Copy out all the lines exactly. Omit pictures.

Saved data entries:
--- start ---
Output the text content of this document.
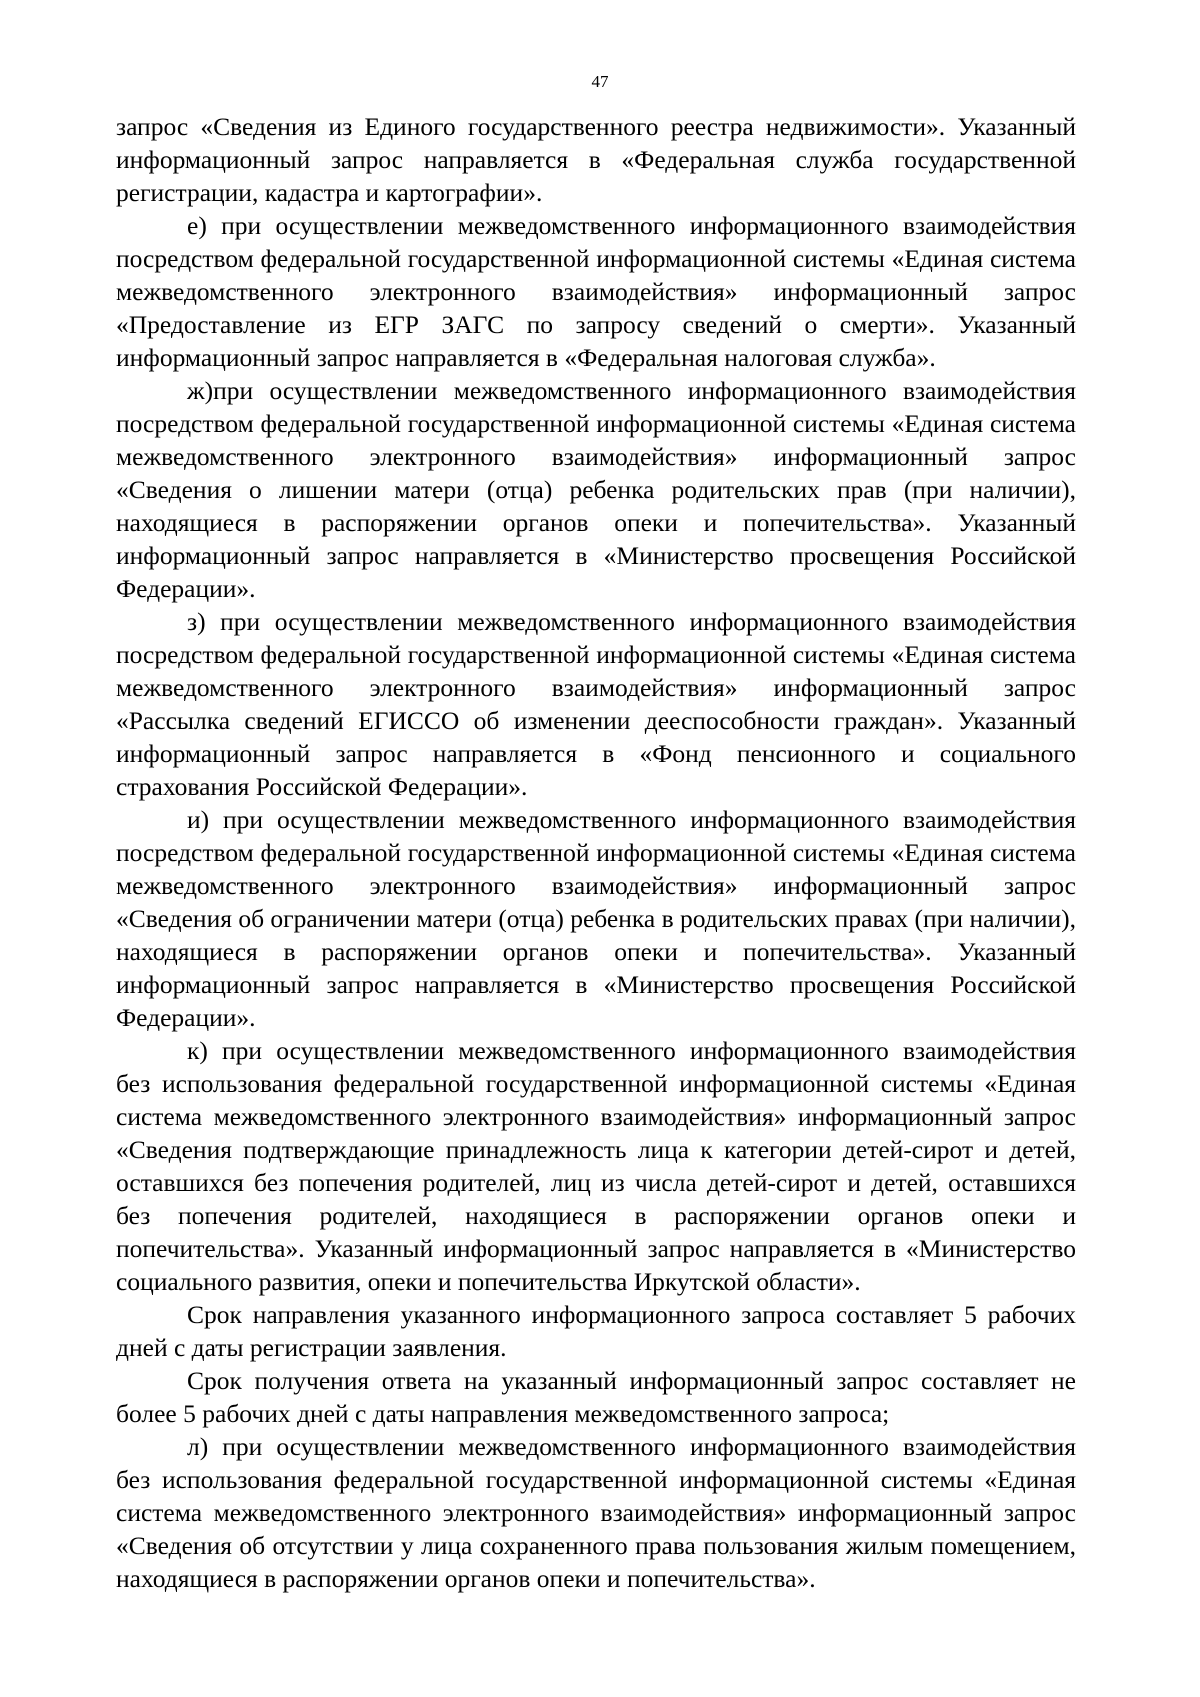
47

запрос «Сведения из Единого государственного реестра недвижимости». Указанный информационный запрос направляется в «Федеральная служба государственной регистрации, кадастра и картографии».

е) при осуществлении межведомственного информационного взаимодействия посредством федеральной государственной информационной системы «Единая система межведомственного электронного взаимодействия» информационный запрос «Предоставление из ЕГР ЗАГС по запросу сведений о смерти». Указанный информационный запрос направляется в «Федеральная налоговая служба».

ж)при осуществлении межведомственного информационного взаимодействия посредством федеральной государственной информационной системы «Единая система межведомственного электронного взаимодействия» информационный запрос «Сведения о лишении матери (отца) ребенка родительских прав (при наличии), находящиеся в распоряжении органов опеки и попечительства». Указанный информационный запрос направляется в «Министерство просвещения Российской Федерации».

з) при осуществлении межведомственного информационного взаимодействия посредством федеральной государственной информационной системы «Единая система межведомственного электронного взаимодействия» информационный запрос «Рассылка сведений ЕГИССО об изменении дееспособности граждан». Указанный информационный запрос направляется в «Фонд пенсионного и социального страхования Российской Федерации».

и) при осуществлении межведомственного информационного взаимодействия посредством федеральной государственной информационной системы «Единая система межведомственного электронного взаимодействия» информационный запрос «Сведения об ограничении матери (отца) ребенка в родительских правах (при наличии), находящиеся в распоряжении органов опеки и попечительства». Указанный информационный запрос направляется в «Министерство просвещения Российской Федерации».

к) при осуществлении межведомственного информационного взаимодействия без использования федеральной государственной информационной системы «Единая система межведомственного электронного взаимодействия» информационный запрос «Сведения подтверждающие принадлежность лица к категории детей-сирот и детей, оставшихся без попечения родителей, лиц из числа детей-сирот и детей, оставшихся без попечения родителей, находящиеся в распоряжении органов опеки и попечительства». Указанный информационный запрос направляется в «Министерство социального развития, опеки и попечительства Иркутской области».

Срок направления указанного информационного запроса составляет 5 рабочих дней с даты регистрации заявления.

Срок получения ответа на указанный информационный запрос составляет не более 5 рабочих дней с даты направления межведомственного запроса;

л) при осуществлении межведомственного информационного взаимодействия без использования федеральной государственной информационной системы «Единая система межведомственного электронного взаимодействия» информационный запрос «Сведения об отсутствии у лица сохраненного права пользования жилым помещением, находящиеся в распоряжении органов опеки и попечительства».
--- end ---
§ Result for this exercise:
Output the text content of this document.
47

запрос «Сведения из Единого государственного реестра недвижимости». Указанный информационный запрос направляется в «Федеральная служба государственной регистрации, кадастра и картографии».

е) при осуществлении межведомственного информационного взаимодействия посредством федеральной государственной информационной системы «Единая система межведомственного электронного взаимодействия» информационный запрос «Предоставление из ЕГР ЗАГС по запросу сведений о смерти». Указанный информационный запрос направляется в «Федеральная налоговая служба».

ж)при осуществлении межведомственного информационного взаимодействия посредством федеральной государственной информационной системы «Единая система межведомственного электронного взаимодействия» информационный запрос «Сведения о лишении матери (отца) ребенка родительских прав (при наличии), находящиеся в распоряжении органов опеки и попечительства». Указанный информационный запрос направляется в «Министерство просвещения Российской Федерации».

з) при осуществлении межведомственного информационного взаимодействия посредством федеральной государственной информационной системы «Единая система межведомственного электронного взаимодействия» информационный запрос «Рассылка сведений ЕГИССО об изменении дееспособности граждан». Указанный информационный запрос направляется в «Фонд пенсионного и социального страхования Российской Федерации».

и) при осуществлении межведомственного информационного взаимодействия посредством федеральной государственной информационной системы «Единая система межведомственного электронного взаимодействия» информационный запрос «Сведения об ограничении матери (отца) ребенка в родительских правах (при наличии), находящиеся в распоряжении органов опеки и попечительства». Указанный информационный запрос направляется в «Министерство просвещения Российской Федерации».

к) при осуществлении межведомственного информационного взаимодействия без использования федеральной государственной информационной системы «Единая система межведомственного электронного взаимодействия» информационный запрос «Сведения подтверждающие принадлежность лица к категории детей-сирот и детей, оставшихся без попечения родителей, лиц из числа детей-сирот и детей, оставшихся без попечения родителей, находящиеся в распоряжении органов опеки и попечительства». Указанный информационный запрос направляется в «Министерство социального развития, опеки и попечительства Иркутской области».

Срок направления указанного информационного запроса составляет 5 рабочих дней с даты регистрации заявления.

Срок получения ответа на указанный информационный запрос составляет не более 5 рабочих дней с даты направления межведомственного запроса;

л) при осуществлении межведомственного информационного взаимодействия без использования федеральной государственной информационной системы «Единая система межведомственного электронного взаимодействия» информационный запрос «Сведения об отсутствии у лица сохраненного права пользования жилым помещением, находящиеся в распоряжении органов опеки и попечительства».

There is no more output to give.